***** Source material *****

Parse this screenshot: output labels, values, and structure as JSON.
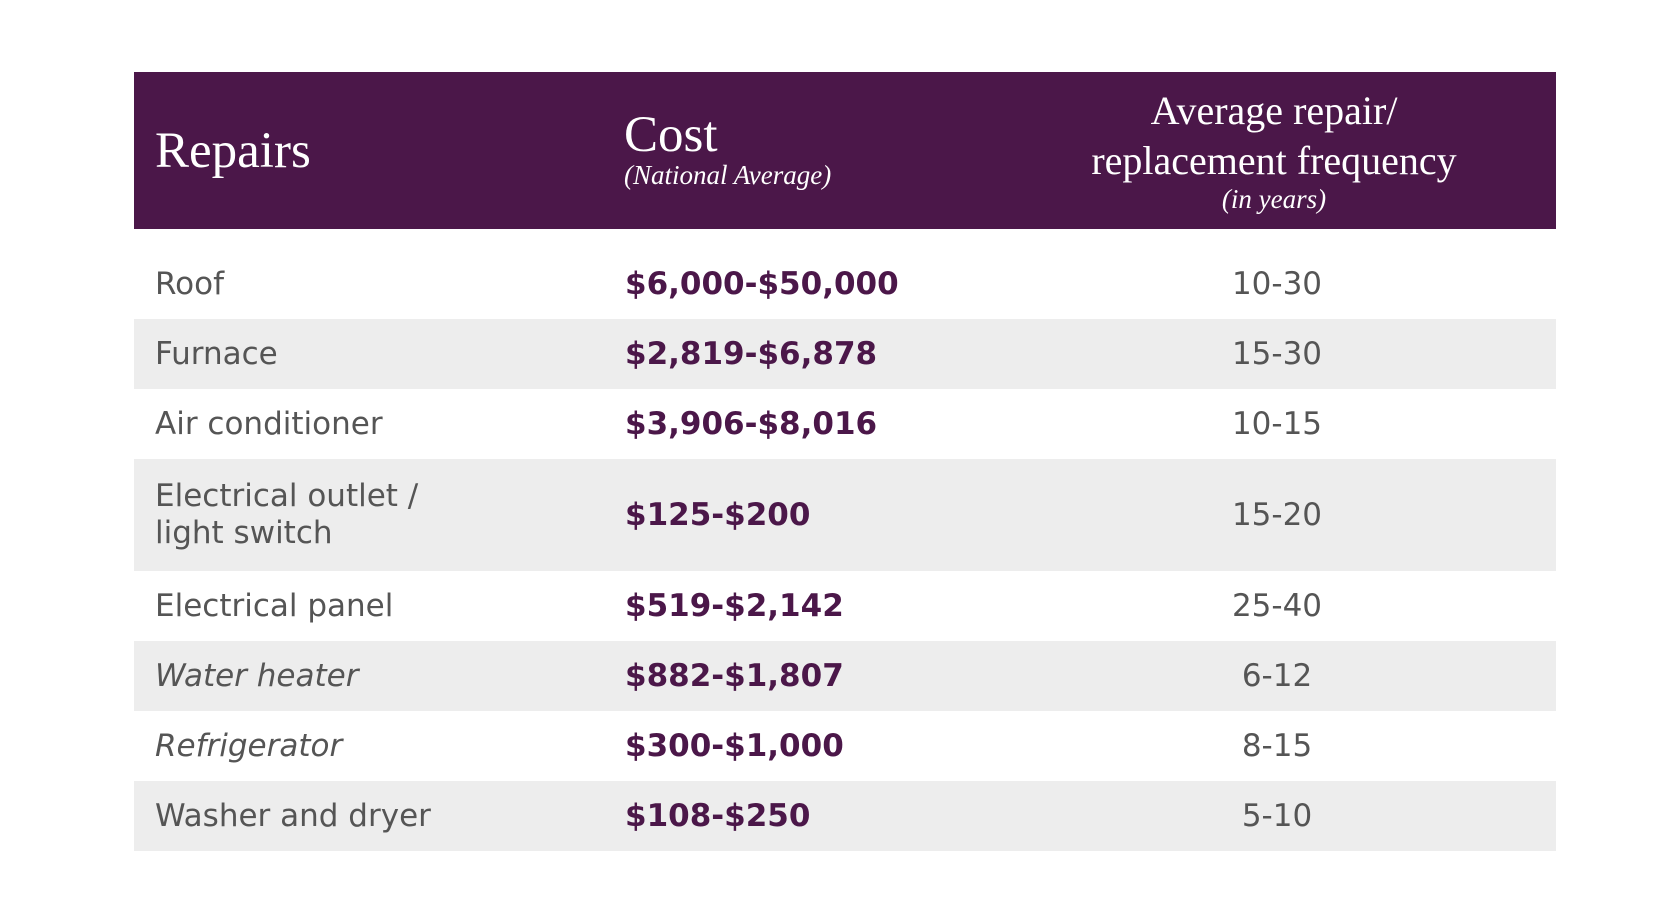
{
  "header": {
    "repairs": "Repairs",
    "cost": {
      "title": "Cost",
      "subtitle": "(National Average)"
    },
    "frequency": {
      "title": "Average repair/ replacement frequency",
      "subtitle": "(in years)"
    }
  },
  "table": {
    "rows": [
      [
        "Roof",
        "$6,000-$50,000",
        "10-30"
      ],
      [
        "Furnace",
        "$2,819-$6,878",
        "15-30"
      ],
      [
        "Air conditioner",
        "$3,906-$8,016",
        "10-15"
      ],
      [
        "Electrical outlet / light switch",
        "$125-$200",
        "15-20"
      ],
      [
        "Electrical panel",
        "$519-$2,142",
        "25-40"
      ],
      [
        "Water heater",
        "$882-$1,807",
        "6-12"
      ],
      [
        "Refrigerator",
        "$300-$1,000",
        "8-15"
      ],
      [
        "Washer and dryer",
        "$108-$250",
        "5-10"
      ]
    ]
  }
}
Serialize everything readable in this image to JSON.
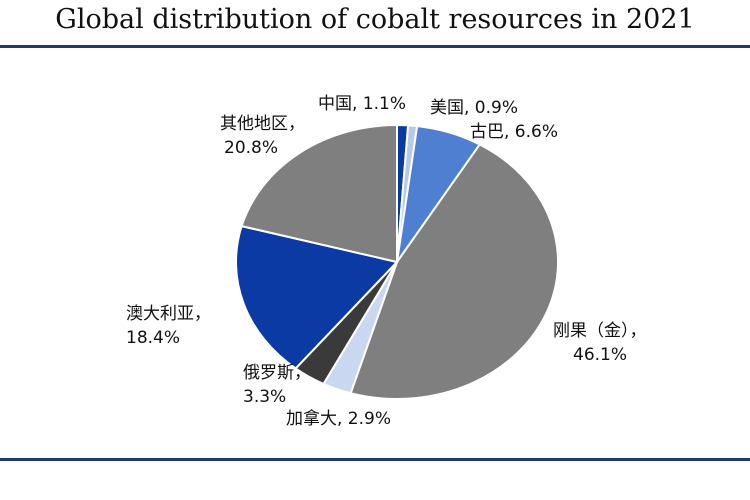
{
  "title": "Global distribution of cobalt resources in 2021",
  "chart_data": {
    "type": "pie",
    "title": "Global distribution of cobalt resources in 2021",
    "slices": [
      {
        "label": "中国",
        "value": 1.1,
        "value_label": "1.1%",
        "color": "#0a3aa0",
        "label_style": "inline"
      },
      {
        "label": "美国",
        "value": 0.9,
        "value_label": "0.9%",
        "color": "#b8c9e8",
        "label_style": "inline"
      },
      {
        "label": "古巴",
        "value": 6.6,
        "value_label": "6.6%",
        "color": "#4f7fd0",
        "label_style": "inline"
      },
      {
        "label": "刚果（金）",
        "value": 46.1,
        "value_label": "46.1%",
        "color": "#7f7f7f",
        "label_style": "stacked"
      },
      {
        "label": "加拿大",
        "value": 2.9,
        "value_label": "2.9%",
        "color": "#c9d8f0",
        "label_style": "inline"
      },
      {
        "label": "俄罗斯",
        "value": 3.3,
        "value_label": "3.3%",
        "color": "#3a3a3a",
        "label_style": "stacked"
      },
      {
        "label": "澳大利亚",
        "value": 18.4,
        "value_label": "18.4%",
        "color": "#0b3aa5",
        "label_style": "stacked"
      },
      {
        "label": "其他地区",
        "value": 20.8,
        "value_label": "20.8%",
        "color": "#7f7f7f",
        "label_style": "stacked"
      }
    ],
    "legend": "none"
  }
}
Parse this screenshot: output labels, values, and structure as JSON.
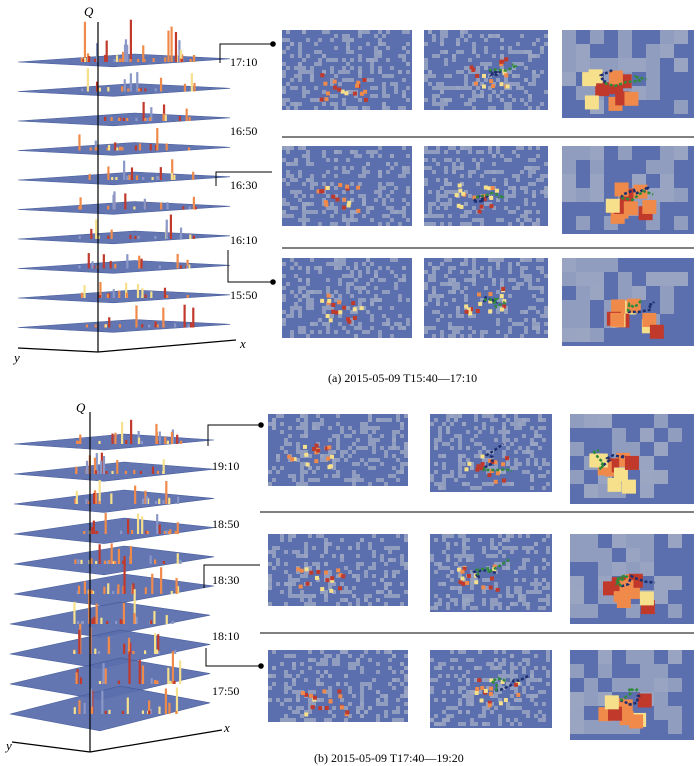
{
  "panel_a": {
    "caption": "(a) 2015-05-09 T15:40—17:10",
    "axis_q": "Q",
    "axis_x": "x",
    "axis_y": "y",
    "time_labels": [
      "17:10",
      "16:50",
      "16:30",
      "16:10",
      "15:50"
    ]
  },
  "panel_b": {
    "caption": "(b) 2015-05-09 T17:40—19:20",
    "axis_q": "Q",
    "axis_x": "x",
    "axis_y": "y",
    "time_labels": [
      "19:10",
      "18:50",
      "18:30",
      "18:10",
      "17:50"
    ]
  },
  "colors": {
    "surface": "#5b6fae",
    "surface_dark": "#3f5596",
    "grey_cell": "#9aa6c2",
    "peak_red": "#c0392b",
    "peak_orange": "#f08a4b",
    "peak_yellow": "#f6e08c"
  }
}
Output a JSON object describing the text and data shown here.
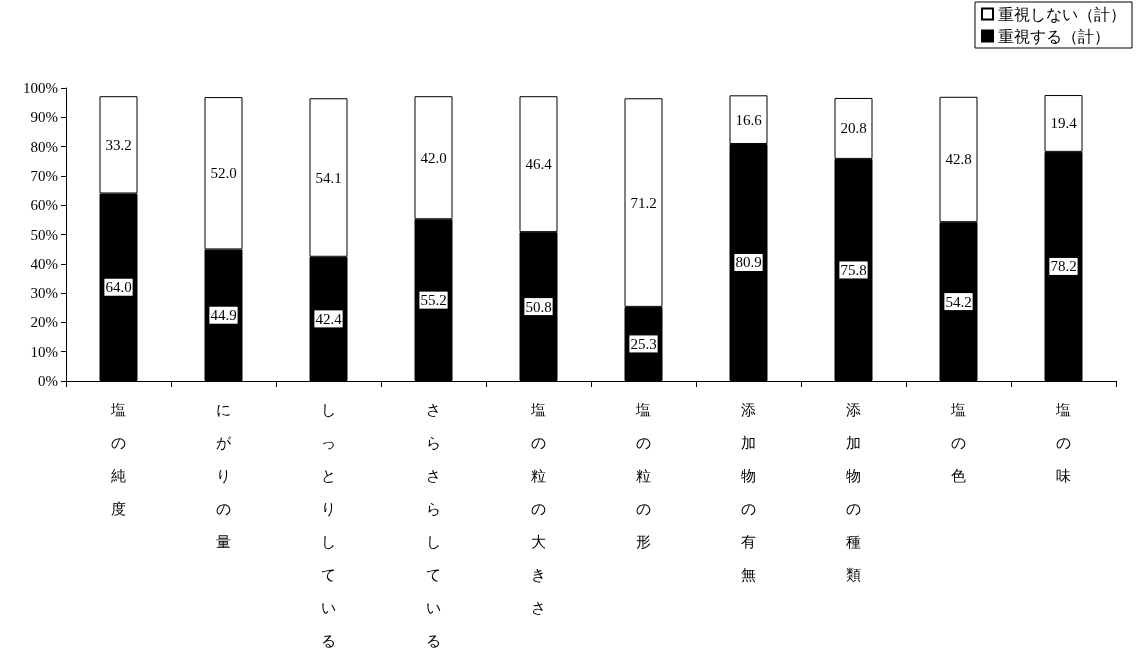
{
  "chart_data": {
    "type": "bar",
    "stacked": true,
    "categories": [
      "塩の純度",
      "にがりの量",
      "しっとりしている",
      "さらさらしている",
      "塩の粒の大きさ",
      "塩の粒の形",
      "添加物の有無",
      "添加物の種類",
      "塩の色",
      "塩の味"
    ],
    "series": [
      {
        "name": "重視する（計）",
        "color": "#000000",
        "values": [
          64.0,
          44.9,
          42.4,
          55.2,
          50.8,
          25.3,
          80.9,
          75.8,
          54.2,
          78.2
        ],
        "value_labels": [
          "64.0",
          "44.9",
          "42.4",
          "55.2",
          "50.8",
          "25.3",
          "80.9",
          "75.8",
          "54.2",
          "78.2"
        ]
      },
      {
        "name": "重視しない（計）",
        "color": "#ffffff",
        "values": [
          33.2,
          52.0,
          54.1,
          42.0,
          46.4,
          71.2,
          16.6,
          20.8,
          42.8,
          19.4
        ],
        "value_labels": [
          "33.2",
          "52.0",
          "54.1",
          "42.0",
          "46.4",
          "71.2",
          "16.6",
          "20.8",
          "42.8",
          "19.4"
        ]
      }
    ],
    "ylim": [
      0,
      100
    ],
    "yticks": [
      {
        "value": 0,
        "label": "0%"
      },
      {
        "value": 10,
        "label": "10%"
      },
      {
        "value": 20,
        "label": "20%"
      },
      {
        "value": 30,
        "label": "30%"
      },
      {
        "value": 40,
        "label": "40%"
      },
      {
        "value": 50,
        "label": "50%"
      },
      {
        "value": 60,
        "label": "60%"
      },
      {
        "value": 70,
        "label": "70%"
      },
      {
        "value": 80,
        "label": "80%"
      },
      {
        "value": 90,
        "label": "90%"
      },
      {
        "value": 100,
        "label": "100%"
      }
    ],
    "grid": false,
    "legend": "top right"
  }
}
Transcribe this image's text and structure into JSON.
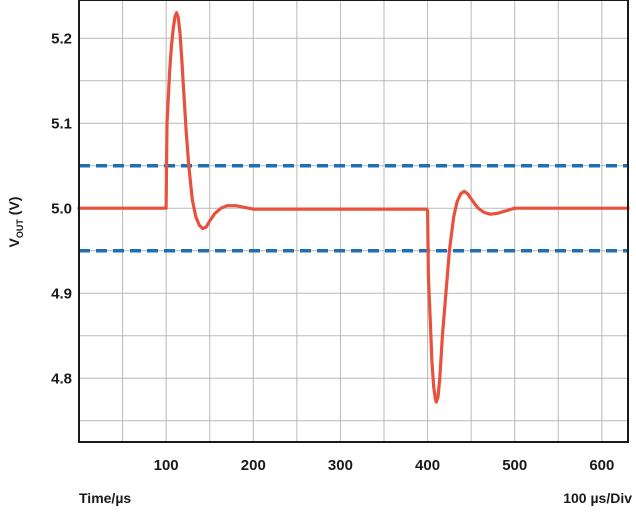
{
  "chart_data": {
    "type": "line",
    "title": "",
    "ylabel_main": "V",
    "ylabel_sub": "OUT",
    "ylabel_unit": " (V)",
    "xlabel": "Time/µs",
    "scale_note": "100 µs/Div",
    "xlim": [
      0,
      630
    ],
    "ylim": [
      4.725,
      5.245
    ],
    "x_ticks": [
      {
        "value": 100,
        "label": "100"
      },
      {
        "value": 200,
        "label": "200"
      },
      {
        "value": 300,
        "label": "300"
      },
      {
        "value": 400,
        "label": "400"
      },
      {
        "value": 500,
        "label": "500"
      },
      {
        "value": 600,
        "label": "600"
      }
    ],
    "y_ticks": [
      {
        "value": 5.2,
        "label": "5.2"
      },
      {
        "value": 5.1,
        "label": "5.1"
      },
      {
        "value": 5.0,
        "label": "5.0"
      },
      {
        "value": 4.9,
        "label": "4.9"
      },
      {
        "value": 4.8,
        "label": "4.8"
      }
    ],
    "grid": {
      "x_step": 50,
      "y_step": 0.05,
      "on": true
    },
    "thresholds": [
      {
        "value": 5.05,
        "color": "#1f6fb2",
        "style": "dashed"
      },
      {
        "value": 4.95,
        "color": "#1f6fb2",
        "style": "dashed"
      }
    ],
    "series": [
      {
        "color": "#e8513d",
        "points": [
          [
            0,
            5.0
          ],
          [
            98,
            5.0
          ],
          [
            99,
            5.0
          ],
          [
            100,
            5.0
          ],
          [
            101,
            5.1
          ],
          [
            102,
            5.12
          ],
          [
            104,
            5.16
          ],
          [
            106,
            5.19
          ],
          [
            108,
            5.21
          ],
          [
            110,
            5.225
          ],
          [
            112,
            5.23
          ],
          [
            114,
            5.224
          ],
          [
            116,
            5.205
          ],
          [
            118,
            5.175
          ],
          [
            120,
            5.14
          ],
          [
            123,
            5.09
          ],
          [
            126,
            5.05
          ],
          [
            130,
            5.01
          ],
          [
            134,
            4.99
          ],
          [
            138,
            4.98
          ],
          [
            142,
            4.976
          ],
          [
            146,
            4.978
          ],
          [
            150,
            4.985
          ],
          [
            156,
            4.994
          ],
          [
            163,
            5.0
          ],
          [
            170,
            5.003
          ],
          [
            180,
            5.003
          ],
          [
            190,
            5.001
          ],
          [
            200,
            4.999
          ],
          [
            220,
            4.999
          ],
          [
            300,
            4.999
          ],
          [
            399,
            4.999
          ],
          [
            400,
            4.997
          ],
          [
            401,
            4.92
          ],
          [
            403,
            4.87
          ],
          [
            405,
            4.82
          ],
          [
            407,
            4.79
          ],
          [
            409,
            4.775
          ],
          [
            410,
            4.772
          ],
          [
            412,
            4.778
          ],
          [
            414,
            4.8
          ],
          [
            417,
            4.85
          ],
          [
            421,
            4.9
          ],
          [
            425,
            4.95
          ],
          [
            430,
            4.99
          ],
          [
            434,
            5.008
          ],
          [
            438,
            5.017
          ],
          [
            442,
            5.02
          ],
          [
            446,
            5.017
          ],
          [
            452,
            5.008
          ],
          [
            458,
            5.0
          ],
          [
            465,
            4.995
          ],
          [
            472,
            4.993
          ],
          [
            480,
            4.994
          ],
          [
            490,
            4.997
          ],
          [
            500,
            5.0
          ],
          [
            520,
            5.0
          ],
          [
            630,
            5.0
          ]
        ]
      }
    ]
  }
}
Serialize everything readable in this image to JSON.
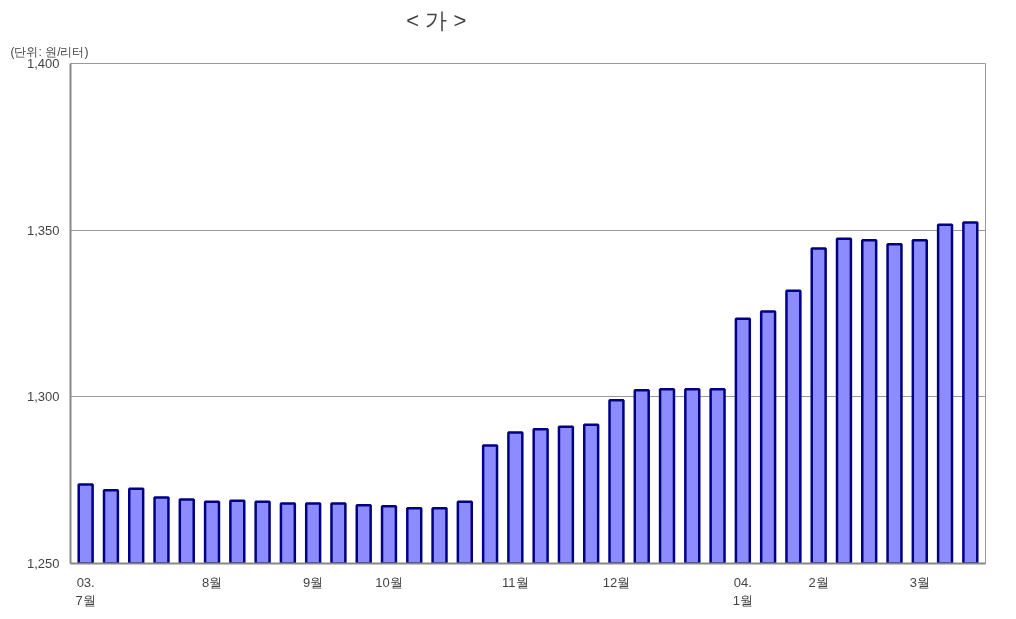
{
  "chart_data": {
    "type": "bar",
    "title": "<                가                >",
    "ylabel": "(단위: 원/리터)",
    "categories": [
      "03.\n7월",
      null,
      null,
      null,
      null,
      "8월",
      null,
      null,
      null,
      "9월",
      null,
      null,
      "10월",
      null,
      null,
      null,
      null,
      "11월",
      null,
      null,
      null,
      "12월",
      null,
      null,
      null,
      null,
      "04.\n1월",
      null,
      null,
      "2월",
      null,
      null,
      null,
      "3월",
      null,
      null
    ],
    "values": [
      1273.7,
      1272,
      1272.4,
      1269.8,
      1269.2,
      1268.5,
      1268.8,
      1268.5,
      1268,
      1268,
      1268,
      1267.5,
      1267.2,
      1266.6,
      1266.6,
      1268.5,
      1285.4,
      1289.3,
      1290.3,
      1291,
      1291.6,
      1299,
      1302,
      1302.3,
      1302.3,
      1302.3,
      1323.4,
      1325.6,
      1331.8,
      1344.5,
      1347.4,
      1347,
      1345.8,
      1347,
      1351.6,
      1352.3
    ],
    "color": "#8c8cff",
    "ylim": [
      1250,
      1400
    ],
    "yticks": [
      {
        "value": 1250,
        "label": "1,250"
      },
      {
        "value": 1300,
        "label": "1,300"
      },
      {
        "value": 1350,
        "label": "1,350"
      },
      {
        "value": 1400,
        "label": "1,400"
      }
    ],
    "grid": "y"
  }
}
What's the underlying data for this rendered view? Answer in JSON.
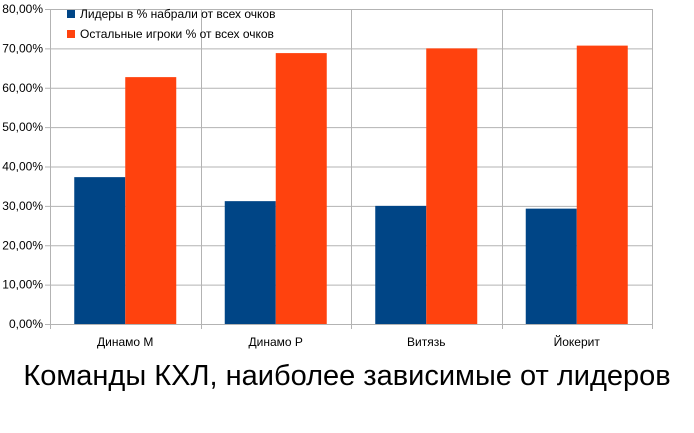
{
  "chart_data": {
    "type": "bar",
    "title": "Команды КХЛ, наиболее зависимые от лидеров",
    "categories": [
      "Динамо М",
      "Динамо Р",
      "Витязь",
      "Йокерит"
    ],
    "series": [
      {
        "name": "Лидеры в % набрали от всех очков",
        "color": "#004586",
        "values": [
          37.3,
          31.2,
          30.0,
          29.3
        ]
      },
      {
        "name": "Остальные игроки % от всех очков",
        "color": "#ff420e",
        "values": [
          62.7,
          68.8,
          70.0,
          70.7
        ]
      }
    ],
    "ylim": [
      0,
      80
    ],
    "yticks": [
      0,
      10,
      20,
      30,
      40,
      50,
      60,
      70,
      80
    ],
    "ytick_labels": [
      "0,00%",
      "10,00%",
      "20,00%",
      "30,00%",
      "40,00%",
      "50,00%",
      "60,00%",
      "70,00%",
      "80,00%"
    ],
    "grid": true,
    "legend_position": "top-left",
    "xlabel": "",
    "ylabel": ""
  }
}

*****

The problem →
Find and copy each line above that includes the string "distribution".

Exercise result →
  "title": "Global distribution of cobalt resources in 2021",
    "title": "Global distribution of cobalt resources in 2021",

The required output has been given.